** START **

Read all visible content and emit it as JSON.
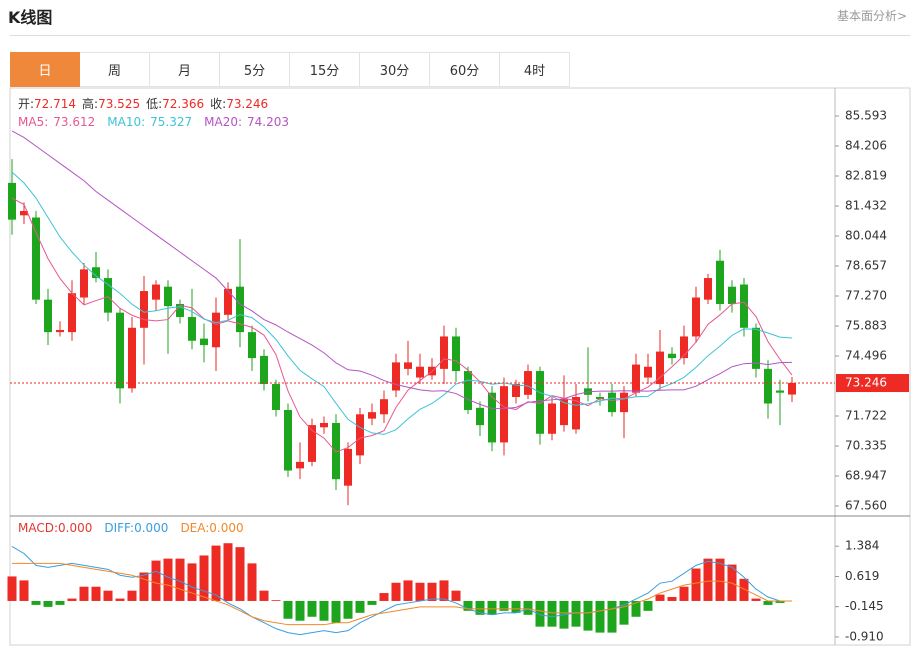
{
  "header": {
    "title": "K线图",
    "link": "基本面分析>"
  },
  "tabs": [
    "日",
    "周",
    "月",
    "5分",
    "15分",
    "30分",
    "60分",
    "4时"
  ],
  "active_tab": 0,
  "chart_data": [
    {
      "type": "candlestick",
      "ohlc_labels": [
        "开:",
        "高:",
        "低:",
        "收:"
      ],
      "up_color": "#ee2a24",
      "down_color": "#1ea51e",
      "label_color": "#333333",
      "open": [
        82.5,
        81.0,
        80.9,
        77.1,
        75.6,
        75.6,
        77.2,
        78.6,
        78.1,
        76.5,
        73.0,
        75.8,
        77.1,
        77.7,
        76.9,
        76.3,
        75.3,
        74.9,
        76.4,
        77.7,
        75.6,
        74.5,
        73.2,
        72.0,
        69.3,
        69.6,
        71.2,
        71.4,
        68.5,
        69.9,
        71.6,
        71.8,
        72.9,
        73.9,
        73.5,
        73.6,
        73.9,
        75.4,
        73.8,
        72.1,
        72.8,
        70.5,
        72.6,
        72.7,
        73.8,
        70.9,
        71.3,
        71.1,
        73.0,
        72.6,
        72.8,
        71.9,
        72.8,
        73.5,
        73.2,
        74.6,
        74.4,
        75.4,
        77.1,
        78.9,
        77.7,
        77.8,
        75.8,
        73.9,
        72.9,
        72.714
      ],
      "high": [
        83.6,
        81.6,
        81.2,
        77.6,
        76.1,
        78.0,
        78.8,
        79.3,
        78.5,
        76.7,
        76.3,
        78.2,
        78.0,
        78.0,
        77.1,
        77.6,
        76.0,
        77.2,
        77.9,
        79.9,
        75.9,
        74.8,
        73.4,
        72.3,
        70.5,
        71.6,
        71.7,
        71.8,
        70.5,
        72.1,
        72.3,
        72.9,
        74.6,
        75.2,
        74.6,
        74.4,
        75.9,
        75.8,
        74.0,
        72.4,
        73.1,
        73.5,
        73.4,
        74.1,
        74.0,
        72.6,
        73.6,
        73.2,
        74.9,
        72.8,
        73.2,
        73.1,
        74.6,
        74.6,
        75.7,
        74.9,
        75.9,
        77.7,
        78.3,
        79.4,
        78.0,
        78.1,
        76.0,
        74.3,
        73.4,
        73.525
      ],
      "low": [
        80.1,
        80.6,
        76.9,
        75.0,
        75.4,
        75.2,
        76.9,
        77.9,
        76.1,
        72.3,
        72.8,
        74.1,
        76.6,
        74.6,
        76.0,
        74.8,
        74.2,
        73.8,
        76.1,
        74.9,
        73.8,
        72.9,
        71.7,
        68.9,
        68.8,
        69.4,
        70.9,
        68.3,
        67.6,
        69.5,
        71.3,
        71.4,
        72.6,
        73.6,
        73.2,
        73.4,
        73.2,
        73.3,
        71.8,
        70.8,
        70.1,
        69.9,
        72.3,
        72.5,
        70.4,
        70.6,
        71.0,
        70.9,
        72.4,
        72.2,
        71.7,
        70.7,
        72.6,
        73.2,
        72.9,
        74.1,
        74.1,
        75.1,
        76.9,
        76.6,
        76.5,
        75.4,
        73.5,
        71.6,
        71.3,
        72.366
      ],
      "close": [
        80.8,
        81.2,
        77.1,
        75.6,
        75.7,
        77.4,
        78.5,
        78.1,
        76.5,
        73.0,
        75.8,
        77.5,
        77.8,
        76.8,
        76.3,
        75.2,
        75.0,
        76.5,
        77.6,
        75.6,
        74.4,
        73.2,
        72.0,
        69.2,
        69.6,
        71.3,
        71.4,
        68.8,
        70.2,
        71.8,
        71.9,
        72.5,
        74.2,
        74.2,
        74.0,
        74.0,
        75.4,
        73.8,
        72.0,
        71.3,
        70.5,
        73.1,
        73.2,
        73.8,
        70.9,
        72.3,
        72.5,
        72.6,
        72.7,
        72.5,
        71.9,
        72.8,
        74.1,
        74.0,
        74.7,
        74.4,
        75.4,
        77.2,
        78.1,
        76.9,
        76.9,
        75.8,
        73.9,
        72.3,
        72.8,
        73.246
      ],
      "series": [
        {
          "name": "MA5:",
          "color": "#e8578f",
          "values": [
            81.8,
            81.5,
            80.2,
            79.0,
            78.08,
            77.4,
            76.86,
            77.06,
            77.24,
            76.7,
            76.38,
            76.18,
            76.12,
            76.18,
            76.84,
            76.72,
            76.22,
            75.96,
            76.12,
            75.98,
            75.82,
            75.46,
            74.56,
            72.88,
            71.68,
            71.06,
            70.7,
            70.06,
            70.26,
            70.7,
            70.82,
            71.04,
            72.12,
            72.92,
            73.36,
            73.78,
            74.36,
            74.28,
            73.84,
            73.3,
            72.6,
            72.14,
            72.02,
            72.38,
            72.3,
            72.66,
            72.54,
            72.42,
            72.2,
            72.52,
            72.44,
            72.5,
            72.8,
            73.06,
            73.5,
            74.0,
            74.52,
            75.14,
            75.96,
            76.4,
            76.9,
            76.98,
            76.32,
            75.16,
            74.34,
            73.612
          ]
        },
        {
          "name": "MA10:",
          "color": "#3ec3d8",
          "values": [
            83.0,
            82.5,
            81.8,
            80.9,
            80.0,
            79.3,
            78.7,
            78.2,
            77.8,
            77.39,
            76.89,
            76.52,
            76.59,
            76.71,
            76.77,
            76.55,
            76.2,
            76.04,
            76.15,
            76.41,
            76.27,
            75.84,
            75.26,
            74.5,
            73.83,
            73.44,
            73.08,
            72.31,
            71.57,
            71.19,
            70.94,
            70.87,
            71.09,
            71.59,
            72.03,
            72.3,
            72.7,
            73.2,
            73.38,
            73.33,
            73.19,
            73.25,
            73.15,
            73.11,
            72.8,
            72.63,
            72.34,
            72.22,
            72.29,
            72.41,
            72.55,
            72.52,
            72.61,
            72.63,
            73.01,
            73.22,
            73.51,
            73.97,
            74.51,
            74.95,
            75.45,
            75.75,
            75.73,
            75.56,
            75.37,
            75.327
          ]
        },
        {
          "name": "MA20:",
          "color": "#b455c4",
          "values": [
            84.9,
            84.6,
            84.2,
            83.8,
            83.4,
            83.0,
            82.6,
            82.1,
            81.7,
            81.3,
            80.9,
            80.5,
            80.1,
            79.7,
            79.3,
            78.9,
            78.5,
            78.1,
            77.5,
            76.9,
            76.58,
            76.18,
            75.93,
            75.6,
            75.3,
            75.0,
            74.64,
            74.18,
            73.86,
            73.8,
            73.61,
            73.36,
            73.18,
            73.05,
            72.93,
            72.87,
            72.89,
            72.76,
            72.48,
            72.26,
            72.07,
            72.06,
            72.12,
            72.35,
            72.42,
            72.47,
            72.52,
            72.71,
            72.84,
            72.87,
            72.87,
            72.89,
            72.88,
            72.87,
            72.91,
            72.93,
            72.93,
            73.1,
            73.4,
            73.68,
            74.0,
            74.14,
            74.17,
            74.1,
            74.19,
            74.203
          ]
        }
      ],
      "ylim": [
        67.144,
        86.795
      ],
      "yticks": [
        85.593,
        84.206,
        82.819,
        81.432,
        80.044,
        78.657,
        {
          "value": 77.27,
          "label": "77.270"
        },
        75.883,
        74.496,
        71.722,
        70.335,
        68.947,
        {
          "value": 67.56,
          "label": "67.560"
        }
      ],
      "grid": false
    },
    {
      "type": "macd",
      "up_color": "#ee2a24",
      "down_color": "#1ea51e",
      "bars": {
        "name": "MACD:0.000",
        "color": "#e03a30",
        "values": [
          0.62,
          0.52,
          -0.1,
          -0.15,
          -0.1,
          0.06,
          0.36,
          0.36,
          0.26,
          0.06,
          0.26,
          0.72,
          1.02,
          1.07,
          1.07,
          0.95,
          1.15,
          1.4,
          1.46,
          1.36,
          0.95,
          0.26,
          0.02,
          -0.45,
          -0.5,
          -0.4,
          -0.5,
          -0.55,
          -0.45,
          -0.3,
          -0.1,
          0.2,
          0.46,
          0.52,
          0.46,
          0.46,
          0.52,
          0.26,
          -0.25,
          -0.35,
          -0.35,
          -0.25,
          -0.3,
          -0.35,
          -0.65,
          -0.65,
          -0.7,
          -0.65,
          -0.75,
          -0.8,
          -0.8,
          -0.6,
          -0.4,
          -0.25,
          0.16,
          0.1,
          0.36,
          0.82,
          1.07,
          1.07,
          0.92,
          0.56,
          0.06,
          -0.1,
          -0.05,
          0
        ]
      },
      "series": [
        {
          "name": "DIFF:0.000",
          "color": "#3a9ee0",
          "values": [
            1.38,
            1.2,
            0.9,
            0.85,
            0.9,
            0.95,
            0.9,
            0.85,
            0.8,
            0.65,
            0.6,
            0.65,
            0.75,
            0.6,
            0.5,
            0.35,
            0.25,
            0.15,
            -0.05,
            -0.2,
            -0.4,
            -0.55,
            -0.7,
            -0.8,
            -0.85,
            -0.8,
            -0.75,
            -0.8,
            -0.75,
            -0.55,
            -0.4,
            -0.25,
            -0.1,
            -0.05,
            0.0,
            0.05,
            0.05,
            -0.05,
            -0.2,
            -0.3,
            -0.35,
            -0.3,
            -0.3,
            -0.2,
            -0.35,
            -0.4,
            -0.35,
            -0.3,
            -0.3,
            -0.25,
            -0.2,
            -0.1,
            0.05,
            0.2,
            0.45,
            0.5,
            0.7,
            0.9,
            1.0,
            0.95,
            0.85,
            0.6,
            0.3,
            0.1,
            0.0,
            0
          ]
        },
        {
          "name": "DEA:0.000",
          "color": "#f08a28",
          "values": [
            0.95,
            0.95,
            0.95,
            0.95,
            0.95,
            0.9,
            0.85,
            0.8,
            0.75,
            0.7,
            0.65,
            0.55,
            0.45,
            0.4,
            0.3,
            0.2,
            0.1,
            0.0,
            -0.1,
            -0.25,
            -0.4,
            -0.5,
            -0.55,
            -0.6,
            -0.6,
            -0.6,
            -0.6,
            -0.55,
            -0.55,
            -0.45,
            -0.35,
            -0.3,
            -0.25,
            -0.2,
            -0.15,
            -0.15,
            -0.15,
            -0.15,
            -0.2,
            -0.2,
            -0.2,
            -0.2,
            -0.2,
            -0.2,
            -0.25,
            -0.3,
            -0.3,
            -0.3,
            -0.3,
            -0.25,
            -0.2,
            -0.15,
            -0.05,
            0.05,
            0.2,
            0.3,
            0.4,
            0.45,
            0.5,
            0.5,
            0.45,
            0.3,
            0.15,
            0.0,
            0.0,
            0
          ]
        }
      ],
      "ylim": [
        -1.139,
        2.123
      ],
      "yticks": [
        1.384,
        0.619,
        -0.145,
        {
          "value": -0.91,
          "label": "-0.910"
        }
      ]
    }
  ]
}
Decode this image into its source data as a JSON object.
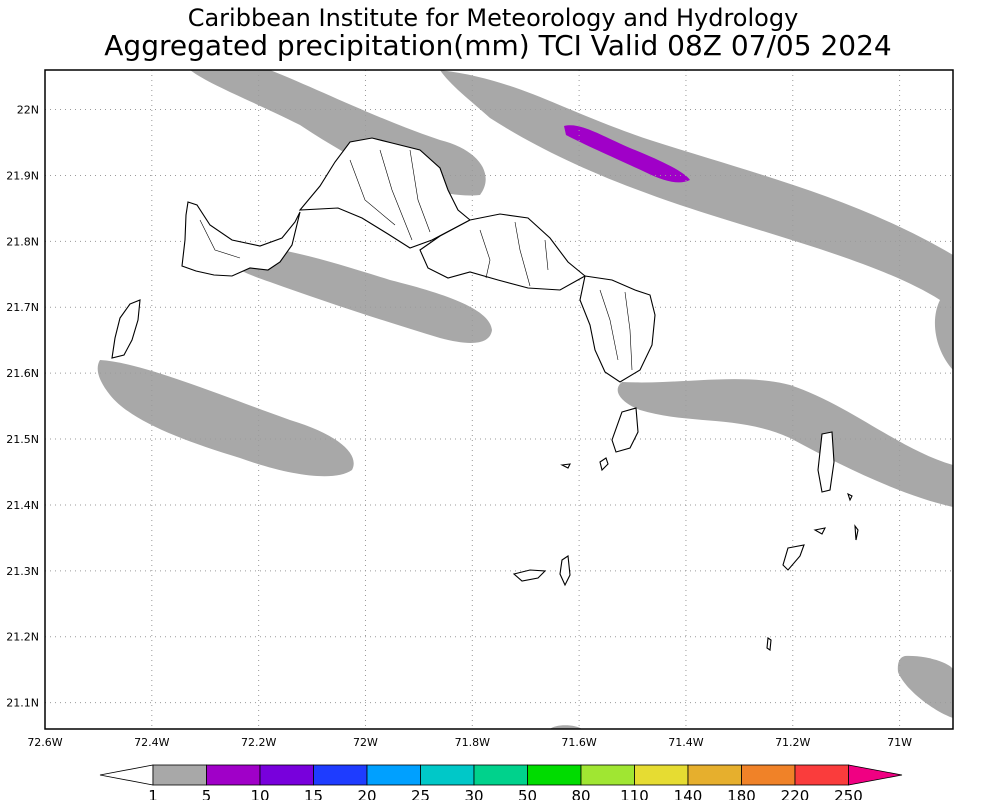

** END **

Establish how many lines of the records contain the string "name" and state that number without elaboration.

6